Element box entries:
☆ ☆ ☆ ☆ ☆

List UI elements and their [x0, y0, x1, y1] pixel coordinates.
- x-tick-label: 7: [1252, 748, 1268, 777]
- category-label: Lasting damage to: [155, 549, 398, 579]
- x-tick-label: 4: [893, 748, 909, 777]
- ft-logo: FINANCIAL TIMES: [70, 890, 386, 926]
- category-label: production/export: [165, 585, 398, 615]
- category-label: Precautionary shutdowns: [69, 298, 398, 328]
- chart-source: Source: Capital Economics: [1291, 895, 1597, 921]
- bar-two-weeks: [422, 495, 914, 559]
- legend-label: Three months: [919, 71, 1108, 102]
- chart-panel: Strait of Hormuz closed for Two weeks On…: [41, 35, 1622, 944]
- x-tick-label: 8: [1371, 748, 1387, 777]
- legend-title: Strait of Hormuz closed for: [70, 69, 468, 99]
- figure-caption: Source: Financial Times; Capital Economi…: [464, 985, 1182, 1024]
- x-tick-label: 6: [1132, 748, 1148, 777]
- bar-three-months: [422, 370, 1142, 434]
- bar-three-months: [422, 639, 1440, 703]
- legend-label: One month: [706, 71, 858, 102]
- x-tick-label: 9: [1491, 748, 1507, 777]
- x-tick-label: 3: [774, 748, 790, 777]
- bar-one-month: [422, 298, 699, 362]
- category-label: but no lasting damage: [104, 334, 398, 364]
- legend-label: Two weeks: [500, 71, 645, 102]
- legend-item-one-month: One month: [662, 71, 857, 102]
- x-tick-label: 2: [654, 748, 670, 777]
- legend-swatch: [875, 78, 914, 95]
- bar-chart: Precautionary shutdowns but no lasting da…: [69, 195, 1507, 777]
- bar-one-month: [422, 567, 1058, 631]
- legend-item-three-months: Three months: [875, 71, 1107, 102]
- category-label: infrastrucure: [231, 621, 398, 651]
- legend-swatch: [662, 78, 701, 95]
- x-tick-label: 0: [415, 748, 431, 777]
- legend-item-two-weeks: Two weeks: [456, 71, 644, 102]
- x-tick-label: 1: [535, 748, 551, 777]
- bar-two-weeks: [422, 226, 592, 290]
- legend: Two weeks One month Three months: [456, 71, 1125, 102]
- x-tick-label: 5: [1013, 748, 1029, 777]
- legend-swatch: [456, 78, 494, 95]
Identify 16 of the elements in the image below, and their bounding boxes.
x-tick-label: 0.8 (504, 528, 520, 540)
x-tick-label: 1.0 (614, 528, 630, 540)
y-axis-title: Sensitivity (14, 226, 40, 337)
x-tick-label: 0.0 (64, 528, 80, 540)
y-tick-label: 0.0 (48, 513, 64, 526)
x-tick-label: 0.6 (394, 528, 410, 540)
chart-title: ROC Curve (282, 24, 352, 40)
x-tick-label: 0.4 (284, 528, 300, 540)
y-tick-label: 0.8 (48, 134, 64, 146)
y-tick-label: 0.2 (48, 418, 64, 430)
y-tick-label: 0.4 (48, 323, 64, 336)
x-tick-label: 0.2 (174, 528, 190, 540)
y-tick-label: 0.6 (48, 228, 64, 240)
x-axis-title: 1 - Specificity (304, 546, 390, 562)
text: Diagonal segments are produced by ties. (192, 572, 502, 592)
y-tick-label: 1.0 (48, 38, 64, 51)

☆ ☆ ☆ ☆ ☆

• **Stated problem**
Show every line of the entries above that contains the string "legend", copying each one in full.

• **Final answer**
- legend-label: Three months: [919, 71, 1108, 102]
- legend-title: Strait of Hormuz closed for: [70, 69, 468, 99]
- legend-label: One month: [706, 71, 858, 102]
- legend-label: Two weeks: [500, 71, 645, 102]
- legend-item-one-month: One month: [662, 71, 857, 102]
- legend-swatch: [875, 78, 914, 95]
- legend-item-three-months: Three months: [875, 71, 1107, 102]
- legend-swatch: [662, 78, 701, 95]
- legend-item-two-weeks: Two weeks: [456, 71, 644, 102]
- legend: Two weeks One month Three months: [456, 71, 1125, 102]
- legend-swatch: [456, 78, 494, 95]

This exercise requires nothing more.